__Records from a data source__:
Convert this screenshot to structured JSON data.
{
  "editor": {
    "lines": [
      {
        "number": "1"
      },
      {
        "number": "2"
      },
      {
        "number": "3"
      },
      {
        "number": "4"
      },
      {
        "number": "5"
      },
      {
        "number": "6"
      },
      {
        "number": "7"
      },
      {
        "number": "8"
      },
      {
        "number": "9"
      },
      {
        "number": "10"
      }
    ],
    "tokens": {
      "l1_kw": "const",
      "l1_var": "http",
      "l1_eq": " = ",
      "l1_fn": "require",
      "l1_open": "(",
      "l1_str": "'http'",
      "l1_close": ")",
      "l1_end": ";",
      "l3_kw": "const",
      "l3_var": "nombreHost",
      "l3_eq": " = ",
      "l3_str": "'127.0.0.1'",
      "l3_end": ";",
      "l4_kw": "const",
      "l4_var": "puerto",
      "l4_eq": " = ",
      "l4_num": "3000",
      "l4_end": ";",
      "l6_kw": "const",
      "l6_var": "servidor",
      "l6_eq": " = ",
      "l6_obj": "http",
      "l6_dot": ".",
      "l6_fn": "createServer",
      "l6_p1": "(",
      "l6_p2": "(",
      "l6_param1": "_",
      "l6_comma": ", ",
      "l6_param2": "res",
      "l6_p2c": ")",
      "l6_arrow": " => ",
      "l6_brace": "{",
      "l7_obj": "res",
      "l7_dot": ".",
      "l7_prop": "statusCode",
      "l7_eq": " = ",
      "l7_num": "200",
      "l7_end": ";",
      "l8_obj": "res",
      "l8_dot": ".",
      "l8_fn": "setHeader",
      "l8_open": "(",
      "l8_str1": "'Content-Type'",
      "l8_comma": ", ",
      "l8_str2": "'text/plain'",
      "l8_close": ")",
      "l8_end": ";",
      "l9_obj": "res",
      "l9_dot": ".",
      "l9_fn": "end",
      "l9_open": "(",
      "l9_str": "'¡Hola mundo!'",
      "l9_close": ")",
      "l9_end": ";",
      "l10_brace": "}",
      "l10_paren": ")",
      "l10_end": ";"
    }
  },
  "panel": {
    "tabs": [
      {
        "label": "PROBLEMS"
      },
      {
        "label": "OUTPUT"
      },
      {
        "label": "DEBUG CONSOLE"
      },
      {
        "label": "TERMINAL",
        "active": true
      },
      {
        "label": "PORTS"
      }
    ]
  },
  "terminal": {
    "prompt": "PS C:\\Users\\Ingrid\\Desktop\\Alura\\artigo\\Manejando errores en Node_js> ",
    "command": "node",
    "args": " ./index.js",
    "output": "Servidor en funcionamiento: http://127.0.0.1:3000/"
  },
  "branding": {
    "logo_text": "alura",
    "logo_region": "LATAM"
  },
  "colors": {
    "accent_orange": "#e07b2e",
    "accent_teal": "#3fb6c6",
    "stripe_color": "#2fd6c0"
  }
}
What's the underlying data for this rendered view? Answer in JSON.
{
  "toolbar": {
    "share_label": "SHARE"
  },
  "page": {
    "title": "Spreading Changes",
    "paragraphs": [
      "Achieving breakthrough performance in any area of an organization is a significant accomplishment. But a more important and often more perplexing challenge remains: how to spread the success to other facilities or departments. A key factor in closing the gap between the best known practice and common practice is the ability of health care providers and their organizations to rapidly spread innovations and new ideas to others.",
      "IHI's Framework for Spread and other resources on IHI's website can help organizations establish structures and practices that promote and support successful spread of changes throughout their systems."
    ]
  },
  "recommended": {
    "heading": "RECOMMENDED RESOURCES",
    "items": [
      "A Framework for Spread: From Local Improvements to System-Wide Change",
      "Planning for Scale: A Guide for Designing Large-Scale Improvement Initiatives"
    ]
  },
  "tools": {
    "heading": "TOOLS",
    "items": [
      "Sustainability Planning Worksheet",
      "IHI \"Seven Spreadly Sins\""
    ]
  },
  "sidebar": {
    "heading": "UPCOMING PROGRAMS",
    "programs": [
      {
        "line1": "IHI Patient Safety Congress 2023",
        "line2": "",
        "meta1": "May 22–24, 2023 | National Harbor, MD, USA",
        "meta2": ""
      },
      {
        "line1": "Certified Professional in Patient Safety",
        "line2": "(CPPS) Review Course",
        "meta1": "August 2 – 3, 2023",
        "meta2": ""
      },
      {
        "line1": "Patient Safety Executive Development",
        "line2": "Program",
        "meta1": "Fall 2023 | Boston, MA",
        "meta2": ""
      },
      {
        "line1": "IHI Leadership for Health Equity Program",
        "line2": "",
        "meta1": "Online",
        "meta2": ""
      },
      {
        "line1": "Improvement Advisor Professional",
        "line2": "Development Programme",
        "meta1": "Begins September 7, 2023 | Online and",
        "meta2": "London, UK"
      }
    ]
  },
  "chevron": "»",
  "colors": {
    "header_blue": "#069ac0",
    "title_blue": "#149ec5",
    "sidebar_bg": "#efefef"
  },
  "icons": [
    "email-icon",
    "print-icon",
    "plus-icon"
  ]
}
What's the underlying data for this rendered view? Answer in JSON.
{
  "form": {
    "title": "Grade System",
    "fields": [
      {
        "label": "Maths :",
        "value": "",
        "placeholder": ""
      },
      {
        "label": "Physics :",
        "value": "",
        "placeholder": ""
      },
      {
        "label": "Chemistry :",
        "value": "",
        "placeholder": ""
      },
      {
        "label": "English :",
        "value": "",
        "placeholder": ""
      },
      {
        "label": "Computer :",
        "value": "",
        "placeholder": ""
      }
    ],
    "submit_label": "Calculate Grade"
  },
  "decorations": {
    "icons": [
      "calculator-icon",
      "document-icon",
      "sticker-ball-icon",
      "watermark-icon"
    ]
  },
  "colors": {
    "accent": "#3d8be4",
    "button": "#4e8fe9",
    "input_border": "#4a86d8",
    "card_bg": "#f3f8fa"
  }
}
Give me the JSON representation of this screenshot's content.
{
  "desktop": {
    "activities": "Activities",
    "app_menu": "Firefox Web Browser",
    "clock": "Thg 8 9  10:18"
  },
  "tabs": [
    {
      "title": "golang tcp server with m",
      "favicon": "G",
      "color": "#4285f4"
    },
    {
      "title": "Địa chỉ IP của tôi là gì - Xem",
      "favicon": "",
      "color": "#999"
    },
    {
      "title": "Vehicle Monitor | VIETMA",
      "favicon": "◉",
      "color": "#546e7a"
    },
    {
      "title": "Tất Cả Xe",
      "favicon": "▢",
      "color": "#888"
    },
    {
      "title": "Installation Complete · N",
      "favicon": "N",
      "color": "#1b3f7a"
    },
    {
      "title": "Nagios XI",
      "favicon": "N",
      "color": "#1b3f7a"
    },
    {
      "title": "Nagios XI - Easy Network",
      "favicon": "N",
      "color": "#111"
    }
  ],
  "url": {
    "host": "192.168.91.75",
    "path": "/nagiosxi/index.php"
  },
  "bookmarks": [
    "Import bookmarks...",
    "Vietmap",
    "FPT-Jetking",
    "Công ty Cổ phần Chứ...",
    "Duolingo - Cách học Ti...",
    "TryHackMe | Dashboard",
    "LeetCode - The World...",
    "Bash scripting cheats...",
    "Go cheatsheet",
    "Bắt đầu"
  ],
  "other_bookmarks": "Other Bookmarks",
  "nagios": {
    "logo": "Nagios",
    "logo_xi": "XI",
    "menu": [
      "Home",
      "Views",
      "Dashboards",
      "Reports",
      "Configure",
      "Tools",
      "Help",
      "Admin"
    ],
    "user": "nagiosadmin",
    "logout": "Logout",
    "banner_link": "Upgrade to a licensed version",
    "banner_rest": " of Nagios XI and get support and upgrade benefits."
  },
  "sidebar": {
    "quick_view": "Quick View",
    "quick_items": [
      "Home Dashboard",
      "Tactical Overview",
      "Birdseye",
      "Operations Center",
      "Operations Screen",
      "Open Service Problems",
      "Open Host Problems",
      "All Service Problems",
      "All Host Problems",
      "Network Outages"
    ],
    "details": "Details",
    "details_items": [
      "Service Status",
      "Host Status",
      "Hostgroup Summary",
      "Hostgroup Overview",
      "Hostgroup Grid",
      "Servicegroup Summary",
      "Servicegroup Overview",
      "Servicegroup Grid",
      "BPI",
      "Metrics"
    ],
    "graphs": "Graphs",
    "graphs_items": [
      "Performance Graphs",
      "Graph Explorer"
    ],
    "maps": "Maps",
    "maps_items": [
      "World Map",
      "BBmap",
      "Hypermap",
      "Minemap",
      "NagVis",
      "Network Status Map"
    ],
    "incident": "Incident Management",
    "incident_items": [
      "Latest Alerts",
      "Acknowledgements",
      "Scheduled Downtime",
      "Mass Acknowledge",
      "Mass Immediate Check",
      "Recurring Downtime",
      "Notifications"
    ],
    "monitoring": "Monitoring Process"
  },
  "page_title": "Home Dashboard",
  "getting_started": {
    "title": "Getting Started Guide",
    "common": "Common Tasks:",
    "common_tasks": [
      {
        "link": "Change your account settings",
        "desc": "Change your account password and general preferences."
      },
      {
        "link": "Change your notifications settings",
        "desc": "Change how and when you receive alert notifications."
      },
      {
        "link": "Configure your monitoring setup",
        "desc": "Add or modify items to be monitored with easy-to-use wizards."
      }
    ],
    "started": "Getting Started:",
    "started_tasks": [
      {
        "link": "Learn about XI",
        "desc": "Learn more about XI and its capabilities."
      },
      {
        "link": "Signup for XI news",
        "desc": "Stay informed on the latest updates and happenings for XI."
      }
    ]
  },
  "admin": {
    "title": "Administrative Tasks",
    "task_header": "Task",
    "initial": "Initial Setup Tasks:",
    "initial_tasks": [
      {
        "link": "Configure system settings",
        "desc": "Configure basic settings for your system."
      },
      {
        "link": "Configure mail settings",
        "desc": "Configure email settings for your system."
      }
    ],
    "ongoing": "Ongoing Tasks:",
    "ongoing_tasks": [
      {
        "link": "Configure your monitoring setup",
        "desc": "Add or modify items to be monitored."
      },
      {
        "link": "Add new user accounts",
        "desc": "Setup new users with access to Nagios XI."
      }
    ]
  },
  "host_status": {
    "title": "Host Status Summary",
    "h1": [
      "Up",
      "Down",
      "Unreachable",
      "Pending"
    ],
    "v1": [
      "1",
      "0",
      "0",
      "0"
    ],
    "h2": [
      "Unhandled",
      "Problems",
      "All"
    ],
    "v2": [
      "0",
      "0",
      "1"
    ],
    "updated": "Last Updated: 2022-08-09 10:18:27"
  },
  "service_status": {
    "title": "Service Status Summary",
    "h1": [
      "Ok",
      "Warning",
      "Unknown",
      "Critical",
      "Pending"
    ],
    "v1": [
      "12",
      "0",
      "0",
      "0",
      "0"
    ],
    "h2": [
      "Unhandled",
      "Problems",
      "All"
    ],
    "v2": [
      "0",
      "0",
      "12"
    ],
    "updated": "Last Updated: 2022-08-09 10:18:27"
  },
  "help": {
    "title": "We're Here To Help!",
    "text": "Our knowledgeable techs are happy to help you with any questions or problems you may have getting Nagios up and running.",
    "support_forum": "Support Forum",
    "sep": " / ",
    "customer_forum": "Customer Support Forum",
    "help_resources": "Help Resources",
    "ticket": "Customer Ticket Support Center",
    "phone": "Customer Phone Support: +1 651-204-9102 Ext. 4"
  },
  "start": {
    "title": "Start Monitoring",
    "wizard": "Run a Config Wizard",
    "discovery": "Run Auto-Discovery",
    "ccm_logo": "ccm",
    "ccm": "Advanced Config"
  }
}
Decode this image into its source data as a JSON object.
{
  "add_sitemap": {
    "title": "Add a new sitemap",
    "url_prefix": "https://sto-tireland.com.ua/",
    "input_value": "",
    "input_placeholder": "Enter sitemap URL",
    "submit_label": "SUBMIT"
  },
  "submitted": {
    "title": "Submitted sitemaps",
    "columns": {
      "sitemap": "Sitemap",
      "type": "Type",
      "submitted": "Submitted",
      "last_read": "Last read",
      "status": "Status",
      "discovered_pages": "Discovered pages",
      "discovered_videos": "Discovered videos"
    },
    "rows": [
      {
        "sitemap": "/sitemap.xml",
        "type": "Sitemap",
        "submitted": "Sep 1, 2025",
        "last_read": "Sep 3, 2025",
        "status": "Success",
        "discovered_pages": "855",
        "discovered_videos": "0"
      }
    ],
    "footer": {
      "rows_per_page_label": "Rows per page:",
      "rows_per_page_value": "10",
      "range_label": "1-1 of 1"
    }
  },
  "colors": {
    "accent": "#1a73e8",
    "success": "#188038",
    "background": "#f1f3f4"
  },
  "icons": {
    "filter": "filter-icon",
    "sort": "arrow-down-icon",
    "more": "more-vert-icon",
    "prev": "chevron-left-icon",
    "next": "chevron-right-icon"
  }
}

__SET PROBLEM__: Quote the lines of the listing above that run from the line with "Decode this image" through its last line, both included, and nothing else.

__TASK RESULT__:
Decode this image into its source data as a JSON object.
{
  "add_sitemap": {
    "title": "Add a new sitemap",
    "url_prefix": "https://sto-tireland.com.ua/",
    "input_value": "",
    "input_placeholder": "Enter sitemap URL",
    "submit_label": "SUBMIT"
  },
  "submitted": {
    "title": "Submitted sitemaps",
    "columns": {
      "sitemap": "Sitemap",
      "type": "Type",
      "submitted": "Submitted",
      "last_read": "Last read",
      "status": "Status",
      "discovered_pages": "Discovered pages",
      "discovered_videos": "Discovered videos"
    },
    "rows": [
      {
        "sitemap": "/sitemap.xml",
        "type": "Sitemap",
        "submitted": "Sep 1, 2025",
        "last_read": "Sep 3, 2025",
        "status": "Success",
        "discovered_pages": "855",
        "discovered_videos": "0"
      }
    ],
    "footer": {
      "rows_per_page_label": "Rows per page:",
      "rows_per_page_value": "10",
      "range_label": "1-1 of 1"
    }
  },
  "colors": {
    "accent": "#1a73e8",
    "success": "#188038",
    "background": "#f1f3f4"
  },
  "icons": {
    "filter": "filter-icon",
    "sort": "arrow-down-icon",
    "more": "more-vert-icon",
    "prev": "chevron-left-icon",
    "next": "chevron-right-icon"
  }
}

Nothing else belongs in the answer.